◆ **Entries**:
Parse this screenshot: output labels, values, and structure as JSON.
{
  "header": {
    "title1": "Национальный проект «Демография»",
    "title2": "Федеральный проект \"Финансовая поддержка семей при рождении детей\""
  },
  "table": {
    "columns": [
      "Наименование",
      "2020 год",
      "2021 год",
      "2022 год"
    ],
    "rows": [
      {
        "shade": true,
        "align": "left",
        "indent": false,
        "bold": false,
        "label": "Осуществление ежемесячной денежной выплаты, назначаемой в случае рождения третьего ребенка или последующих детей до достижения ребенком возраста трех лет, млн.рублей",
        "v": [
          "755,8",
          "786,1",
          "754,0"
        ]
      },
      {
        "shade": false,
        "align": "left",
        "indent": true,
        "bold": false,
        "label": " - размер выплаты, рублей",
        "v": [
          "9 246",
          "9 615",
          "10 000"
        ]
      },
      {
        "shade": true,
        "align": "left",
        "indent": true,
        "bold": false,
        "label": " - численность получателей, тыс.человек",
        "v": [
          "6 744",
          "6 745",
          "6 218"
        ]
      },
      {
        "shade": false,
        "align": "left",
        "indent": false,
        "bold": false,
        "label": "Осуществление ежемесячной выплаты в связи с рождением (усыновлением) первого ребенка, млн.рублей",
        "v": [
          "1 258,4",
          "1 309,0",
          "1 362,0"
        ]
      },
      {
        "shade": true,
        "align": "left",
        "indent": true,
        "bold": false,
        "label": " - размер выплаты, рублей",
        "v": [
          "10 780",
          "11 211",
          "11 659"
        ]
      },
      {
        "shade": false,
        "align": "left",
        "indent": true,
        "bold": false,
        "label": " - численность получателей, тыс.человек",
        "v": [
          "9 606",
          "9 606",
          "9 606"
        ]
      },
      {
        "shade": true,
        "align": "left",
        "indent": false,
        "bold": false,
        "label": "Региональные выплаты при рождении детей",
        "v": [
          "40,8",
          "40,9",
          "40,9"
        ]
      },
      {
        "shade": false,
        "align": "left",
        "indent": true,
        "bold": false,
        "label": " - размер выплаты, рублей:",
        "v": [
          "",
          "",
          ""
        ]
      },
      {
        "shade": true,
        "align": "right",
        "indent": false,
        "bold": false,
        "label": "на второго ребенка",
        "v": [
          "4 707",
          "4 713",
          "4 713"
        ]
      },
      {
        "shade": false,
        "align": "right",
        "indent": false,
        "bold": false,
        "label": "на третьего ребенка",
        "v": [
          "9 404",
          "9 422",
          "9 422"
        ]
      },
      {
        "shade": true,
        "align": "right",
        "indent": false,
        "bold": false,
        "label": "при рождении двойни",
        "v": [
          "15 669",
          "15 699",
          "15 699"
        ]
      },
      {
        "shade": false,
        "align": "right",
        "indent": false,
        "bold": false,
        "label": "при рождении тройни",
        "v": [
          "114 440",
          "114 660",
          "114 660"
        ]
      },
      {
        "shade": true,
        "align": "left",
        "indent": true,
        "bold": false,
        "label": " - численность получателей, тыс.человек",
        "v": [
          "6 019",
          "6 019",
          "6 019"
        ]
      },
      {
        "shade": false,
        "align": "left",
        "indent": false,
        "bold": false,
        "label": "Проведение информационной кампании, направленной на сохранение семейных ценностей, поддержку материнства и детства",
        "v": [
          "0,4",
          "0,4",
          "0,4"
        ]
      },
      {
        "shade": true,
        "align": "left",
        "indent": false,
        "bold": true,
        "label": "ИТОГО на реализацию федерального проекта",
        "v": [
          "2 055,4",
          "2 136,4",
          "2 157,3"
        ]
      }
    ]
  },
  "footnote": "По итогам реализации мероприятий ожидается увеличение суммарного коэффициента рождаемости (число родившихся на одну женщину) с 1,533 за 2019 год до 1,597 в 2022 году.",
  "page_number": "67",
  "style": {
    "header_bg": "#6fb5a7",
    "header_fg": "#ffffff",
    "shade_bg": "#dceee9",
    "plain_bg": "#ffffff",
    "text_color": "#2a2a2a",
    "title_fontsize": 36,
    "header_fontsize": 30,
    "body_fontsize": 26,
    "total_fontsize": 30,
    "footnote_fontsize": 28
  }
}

◆ **Exercise prompt**: Copy out all of the records shown above exactly.

◆ **Response**:
Parse this screenshot: output labels, values, and structure as JSON.
{
  "header": {
    "title1": "Национальный проект «Демография»",
    "title2": "Федеральный проект \"Финансовая поддержка семей при рождении детей\""
  },
  "table": {
    "columns": [
      "Наименование",
      "2020 год",
      "2021 год",
      "2022 год"
    ],
    "rows": [
      {
        "shade": true,
        "align": "left",
        "indent": false,
        "bold": false,
        "label": "Осуществление ежемесячной денежной выплаты, назначаемой в случае рождения третьего ребенка или последующих детей до достижения ребенком возраста трех лет, млн.рублей",
        "v": [
          "755,8",
          "786,1",
          "754,0"
        ]
      },
      {
        "shade": false,
        "align": "left",
        "indent": true,
        "bold": false,
        "label": " - размер выплаты, рублей",
        "v": [
          "9 246",
          "9 615",
          "10 000"
        ]
      },
      {
        "shade": true,
        "align": "left",
        "indent": true,
        "bold": false,
        "label": " - численность получателей, тыс.человек",
        "v": [
          "6 744",
          "6 745",
          "6 218"
        ]
      },
      {
        "shade": false,
        "align": "left",
        "indent": false,
        "bold": false,
        "label": "Осуществление ежемесячной выплаты в связи с рождением (усыновлением) первого ребенка, млн.рублей",
        "v": [
          "1 258,4",
          "1 309,0",
          "1 362,0"
        ]
      },
      {
        "shade": true,
        "align": "left",
        "indent": true,
        "bold": false,
        "label": " - размер выплаты, рублей",
        "v": [
          "10 780",
          "11 211",
          "11 659"
        ]
      },
      {
        "shade": false,
        "align": "left",
        "indent": true,
        "bold": false,
        "label": " - численность получателей, тыс.человек",
        "v": [
          "9 606",
          "9 606",
          "9 606"
        ]
      },
      {
        "shade": true,
        "align": "left",
        "indent": false,
        "bold": false,
        "label": "Региональные выплаты при рождении детей",
        "v": [
          "40,8",
          "40,9",
          "40,9"
        ]
      },
      {
        "shade": false,
        "align": "left",
        "indent": true,
        "bold": false,
        "label": " - размер выплаты, рублей:",
        "v": [
          "",
          "",
          ""
        ]
      },
      {
        "shade": true,
        "align": "right",
        "indent": false,
        "bold": false,
        "label": "на второго ребенка",
        "v": [
          "4 707",
          "4 713",
          "4 713"
        ]
      },
      {
        "shade": false,
        "align": "right",
        "indent": false,
        "bold": false,
        "label": "на третьего ребенка",
        "v": [
          "9 404",
          "9 422",
          "9 422"
        ]
      },
      {
        "shade": true,
        "align": "right",
        "indent": false,
        "bold": false,
        "label": "при рождении двойни",
        "v": [
          "15 669",
          "15 699",
          "15 699"
        ]
      },
      {
        "shade": false,
        "align": "right",
        "indent": false,
        "bold": false,
        "label": "при рождении тройни",
        "v": [
          "114 440",
          "114 660",
          "114 660"
        ]
      },
      {
        "shade": true,
        "align": "left",
        "indent": true,
        "bold": false,
        "label": " - численность получателей, тыс.человек",
        "v": [
          "6 019",
          "6 019",
          "6 019"
        ]
      },
      {
        "shade": false,
        "align": "left",
        "indent": false,
        "bold": false,
        "label": "Проведение информационной кампании, направленной на сохранение семейных ценностей, поддержку материнства и детства",
        "v": [
          "0,4",
          "0,4",
          "0,4"
        ]
      },
      {
        "shade": true,
        "align": "left",
        "indent": false,
        "bold": true,
        "label": "ИТОГО на реализацию федерального проекта",
        "v": [
          "2 055,4",
          "2 136,4",
          "2 157,3"
        ]
      }
    ]
  },
  "footnote": "По итогам реализации мероприятий ожидается увеличение суммарного коэффициента рождаемости (число родившихся на одну женщину) с 1,533 за 2019 год до 1,597 в 2022 году.",
  "page_number": "67",
  "style": {
    "header_bg": "#6fb5a7",
    "header_fg": "#ffffff",
    "shade_bg": "#dceee9",
    "plain_bg": "#ffffff",
    "text_color": "#2a2a2a",
    "title_fontsize": 36,
    "header_fontsize": 30,
    "body_fontsize": 26,
    "total_fontsize": 30,
    "footnote_fontsize": 28
  }
}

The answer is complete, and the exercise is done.